Problem set —
[1] According to the meditation reading, what does Jason Siff believe attainments are?
[2] Print the part of the meditation reading between "As I understand" and "content being a nobody’.", inclusive.

Reading text —
[Start]
Meditation 15: What if I’m doing it wrong?

Image of a sitting frogHave you ever thought ‘What if I’m doing it wrong?’ We’ve all had that feeling when learning something new. This is no less true when the new activity is meditation. We may have reached a point where externally everything is polished – we’ve ‘found our seat’ and can meditate comfortably for as long as we would like to – but then another level of difficulty opens up because we are more sensitive to what’s happening ‘inside’.

If that new practice is one of the more open styles of meditation, such as ‘just sitting’ or recollective awareness meditation, there are not the usual meditation instructions to fall back on. It is much more likely that a novice will be worrying, ‘What if I’m doing it wrong?’ when there is a fundamental lack of specific guidance on what it means to be doing it right. When I think I’m doing it wrong, then I’ve assumed that there are certain desirable results (meditative attainments) that are supposed to come from doing it right. By doing it wrong, I worry that I will be denied these results. Is it at all helpful for me to be concerned about this? Have I completely missed the point? Or maybe there is no point – in which case, why am I even doing this?

As I understand it, in the traditional schools of Buddhist meditation one’s progress along the path is marked by meditative attainment, which is typically a matter that is kept between you and your teacher, someone more accomplished and better integrated than yourself. However, Jason Siff writes (in Thoughts are Not the Enemy, Shambhala 2014, p179), ‘I believe attainments are unnecessary concepts. They can easily derail a well-functioning spiritual path and turn it into a dysfunctional nightmare. … Some attainments may be real. Now, when that is the case, there is no advantage to making it known. Someone who really has succeeded in diminishing the force of her desires and ill will, and has substantially reduced her self-importance and pride, would be content being a nobody’.
[End]
Visual layout annotation data:
[Start]
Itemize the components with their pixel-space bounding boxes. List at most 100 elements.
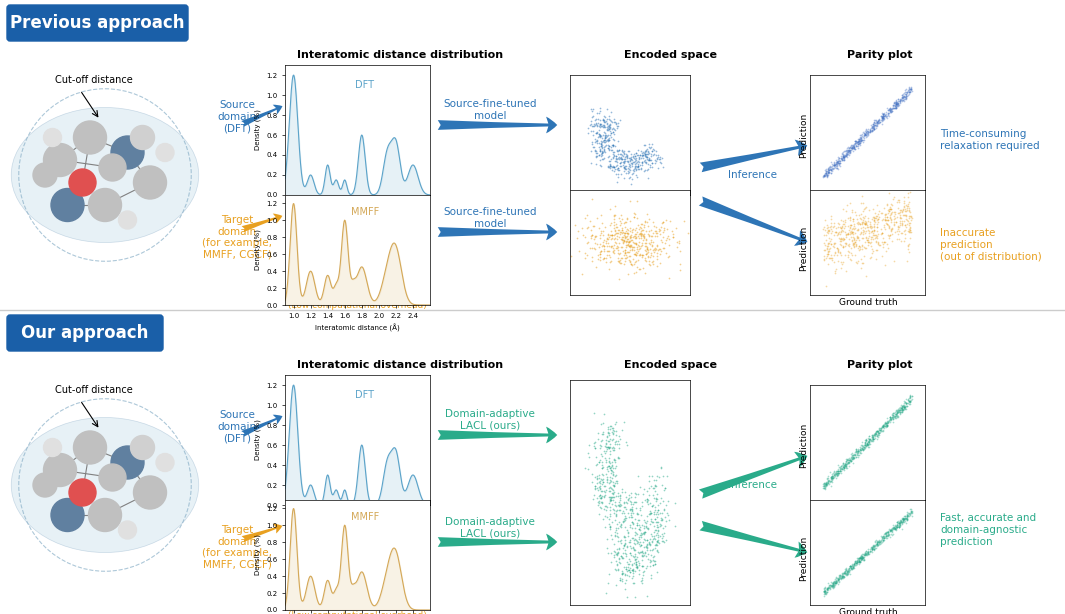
Point xyxy=(846,142,863,152)
Point xyxy=(842,247,859,257)
Point xyxy=(824,580,841,589)
Point xyxy=(826,578,843,588)
Point xyxy=(625,508,642,518)
Point xyxy=(887,99,904,109)
Point xyxy=(839,142,856,152)
Point xyxy=(599,472,616,481)
Point xyxy=(869,200,886,210)
Point xyxy=(595,418,612,428)
Point xyxy=(593,146,610,156)
Point xyxy=(642,573,659,583)
Point xyxy=(854,192,871,201)
Point xyxy=(889,407,906,417)
Point xyxy=(876,529,894,538)
Point xyxy=(841,222,858,231)
Point xyxy=(851,134,868,144)
Point xyxy=(874,421,891,430)
Point xyxy=(643,536,660,546)
Point xyxy=(624,519,641,529)
Point xyxy=(825,160,842,170)
Point xyxy=(591,130,608,140)
Point xyxy=(627,155,644,165)
Point xyxy=(617,248,634,258)
Point xyxy=(896,216,913,226)
Point xyxy=(652,152,669,162)
Point xyxy=(634,148,651,158)
Point xyxy=(611,491,628,501)
Point xyxy=(859,126,876,136)
Point xyxy=(828,578,845,588)
Point xyxy=(854,198,871,208)
Point xyxy=(645,531,662,541)
Point xyxy=(653,513,670,523)
Point xyxy=(840,566,857,576)
Point xyxy=(875,220,892,230)
Text: MMFF: MMFF xyxy=(350,207,379,217)
Point xyxy=(643,500,660,510)
Point xyxy=(593,492,610,502)
Point xyxy=(652,244,669,254)
Point xyxy=(644,150,661,160)
Point xyxy=(602,495,619,505)
Point xyxy=(600,135,617,145)
Point xyxy=(604,435,621,445)
Point xyxy=(594,114,611,124)
Point xyxy=(838,229,855,239)
Point xyxy=(872,208,889,217)
Point xyxy=(626,556,643,565)
Point xyxy=(654,496,671,506)
Point xyxy=(852,138,869,147)
Point xyxy=(897,91,914,101)
Point xyxy=(595,142,612,152)
Point xyxy=(648,157,665,166)
Point xyxy=(902,84,919,93)
Point xyxy=(862,546,879,556)
Point xyxy=(900,201,917,211)
Point xyxy=(873,426,890,436)
Point xyxy=(879,530,896,540)
Point xyxy=(836,152,853,161)
Point xyxy=(633,510,650,520)
Point xyxy=(639,209,656,219)
Point xyxy=(639,516,656,526)
Point xyxy=(624,505,641,515)
Point xyxy=(633,223,650,233)
Point xyxy=(816,230,833,240)
Point xyxy=(617,538,634,548)
Point xyxy=(873,532,890,542)
Point xyxy=(609,437,626,446)
Point xyxy=(901,225,918,235)
Point xyxy=(633,540,650,550)
Point xyxy=(624,231,641,241)
Point xyxy=(862,241,879,251)
Point xyxy=(854,552,871,562)
Point xyxy=(822,476,839,486)
Point xyxy=(621,565,638,575)
Point xyxy=(892,517,910,527)
Point xyxy=(896,201,913,211)
Point xyxy=(828,578,845,588)
Point xyxy=(627,233,644,243)
Point xyxy=(825,472,842,482)
Point xyxy=(869,115,886,125)
Point xyxy=(629,231,646,241)
Point xyxy=(864,222,881,232)
Point xyxy=(842,228,859,238)
Point xyxy=(866,120,883,130)
Point xyxy=(588,152,605,162)
Point xyxy=(600,466,617,476)
Point xyxy=(849,258,866,268)
Point xyxy=(821,167,838,177)
Point xyxy=(894,405,911,414)
Text: Domain-adaptive
LACL (ours): Domain-adaptive LACL (ours) xyxy=(445,517,535,539)
Point xyxy=(900,87,917,97)
Point xyxy=(883,523,900,532)
Point xyxy=(602,257,619,267)
Point xyxy=(604,241,621,251)
Point xyxy=(597,136,615,146)
Point xyxy=(648,222,665,231)
Point xyxy=(595,244,612,254)
Point xyxy=(857,225,874,235)
Point xyxy=(903,507,920,516)
Point xyxy=(821,478,838,488)
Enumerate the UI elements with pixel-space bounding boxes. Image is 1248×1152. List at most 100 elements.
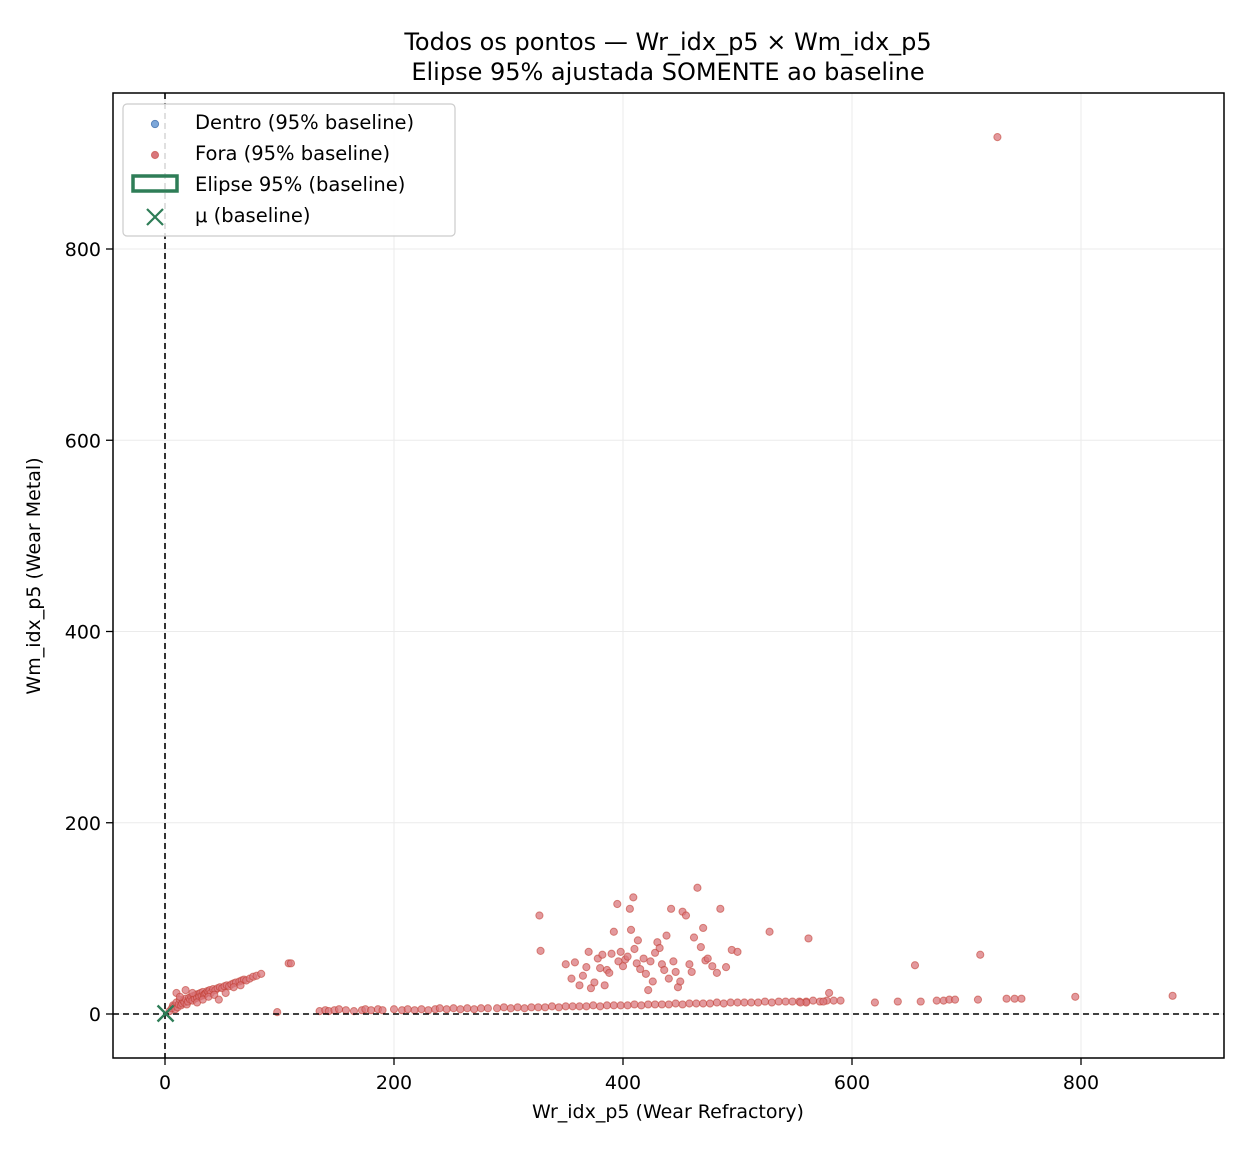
data-point xyxy=(547,1002,557,1011)
data-point xyxy=(740,998,749,1007)
data-point xyxy=(666,904,676,913)
data-point xyxy=(570,958,580,967)
data-point xyxy=(808,996,818,1005)
data-point xyxy=(973,995,983,1004)
x-tick-label: 0 xyxy=(159,1072,171,1094)
data-point xyxy=(541,1003,550,1012)
data-point xyxy=(378,1006,387,1015)
data-point xyxy=(341,1006,351,1015)
data-point xyxy=(589,1001,598,1010)
x-tick-label: 400 xyxy=(605,1072,641,1094)
mean-marker xyxy=(156,1004,175,1023)
legend-label-mean: μ (baseline) xyxy=(195,204,311,227)
data-point xyxy=(664,1000,673,1009)
data-point xyxy=(664,974,673,983)
data-point xyxy=(584,947,593,956)
data-point xyxy=(712,968,721,977)
data-point xyxy=(733,947,742,956)
data-point xyxy=(492,1004,502,1013)
data-point xyxy=(685,999,694,1008)
data-point xyxy=(613,899,622,909)
x-tick-label: 200 xyxy=(376,1072,412,1094)
data-point xyxy=(655,943,664,953)
y-tick-label: 600 xyxy=(65,430,101,452)
data-point xyxy=(630,944,639,954)
legend-mean-marker xyxy=(146,208,164,226)
mean-x-stroke xyxy=(156,1004,175,1023)
data-point xyxy=(1002,994,1011,1003)
axis-ticks: 0 200 400 600 800 0 200 400 600 800 xyxy=(65,239,1099,1094)
legend-box xyxy=(122,103,456,237)
data-point xyxy=(910,961,920,970)
data-point xyxy=(567,974,576,983)
data-point xyxy=(410,1006,419,1015)
data-point xyxy=(716,904,725,913)
data-point xyxy=(788,997,797,1006)
legend-label-outside: Fora (95% baseline) xyxy=(195,142,390,165)
data-point xyxy=(692,999,701,1008)
data-point xyxy=(470,1005,479,1014)
data-point xyxy=(536,946,545,955)
data-point xyxy=(442,1005,451,1014)
data-point xyxy=(229,983,238,992)
data-point xyxy=(696,942,705,952)
data-point xyxy=(687,967,696,977)
data-point xyxy=(618,962,628,971)
data-point xyxy=(181,985,190,995)
data-point xyxy=(449,1004,458,1013)
data-point xyxy=(726,998,735,1007)
data-point xyxy=(747,998,756,1007)
legend-ellipse-marker xyxy=(131,174,179,193)
x-tick-label: 600 xyxy=(834,1072,870,1094)
data-point xyxy=(681,911,691,920)
data-point xyxy=(600,981,609,990)
data-point xyxy=(629,893,638,902)
data-point xyxy=(836,996,845,1005)
data-point xyxy=(644,1000,653,1009)
data-point xyxy=(483,1004,492,1013)
data-point xyxy=(561,1002,570,1011)
data-point xyxy=(825,988,834,998)
data-point xyxy=(561,960,570,969)
data-point xyxy=(648,977,657,986)
data-point xyxy=(781,997,790,1006)
data-point xyxy=(598,950,607,959)
data-point xyxy=(669,957,678,966)
data-point xyxy=(499,1003,509,1012)
data-point xyxy=(527,1003,536,1012)
reference-lines xyxy=(113,93,1224,1058)
data-point xyxy=(626,925,636,934)
data-point xyxy=(609,1001,618,1010)
data-point xyxy=(676,977,685,986)
data-point xyxy=(1010,994,1019,1003)
data-point xyxy=(435,1004,444,1013)
data-point xyxy=(1071,992,1080,1001)
data-point xyxy=(513,1003,522,1012)
data-point xyxy=(671,999,680,1008)
data-point xyxy=(689,933,699,942)
data-point xyxy=(829,996,838,1005)
data-point xyxy=(616,1001,625,1010)
data-point xyxy=(417,1005,426,1014)
data-point xyxy=(389,1005,399,1014)
chart-title: Todos os pontos — Wr_idx_p5 × Wm_idx_p5 xyxy=(403,28,931,56)
data-point xyxy=(760,997,770,1006)
data-point xyxy=(796,998,805,1007)
y-tick-label: 200 xyxy=(65,813,101,835)
data-point xyxy=(644,985,653,995)
data-point xyxy=(650,1000,660,1009)
legend: Dentro (95% baseline) Fora (95% baseline… xyxy=(122,103,456,237)
y-tick-label: 0 xyxy=(89,1004,101,1026)
data-points xyxy=(165,133,1177,1017)
grid xyxy=(113,93,1224,1058)
data-point xyxy=(976,950,985,959)
x-axis-label: Wr_idx_p5 (Wear Refractory) xyxy=(532,1101,804,1123)
data-point xyxy=(721,963,731,972)
data-point xyxy=(767,998,776,1007)
data-point xyxy=(602,1001,612,1010)
data-point xyxy=(662,931,671,940)
data-point xyxy=(637,1001,646,1010)
data-point xyxy=(596,964,605,973)
data-point xyxy=(993,133,1002,142)
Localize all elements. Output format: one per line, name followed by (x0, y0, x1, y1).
[End]
Task solutions —
[1] Unnecessary concepts.

[2]
As I understand it, in the traditional schools of Buddhist meditation one’s progress along the path is marked by meditative attainment, which is typically a matter that is kept between you and your teacher, someone more accomplished and better integrated than yourself. However, Jason Siff writes (in Thoughts are Not the Enemy, Shambhala 2014, p179), ‘I believe attainments are unnecessary concepts. They can easily derail a well-functioning spiritual path and turn it into a dysfunctional nightmare. … Some attainments may be real. Now, when that is the case, there is no advantage to making it known. Someone who really has succeeded in diminishing the force of her desires and ill will, and has substantially reduced her self-importance and pride, would be content being a nobody’.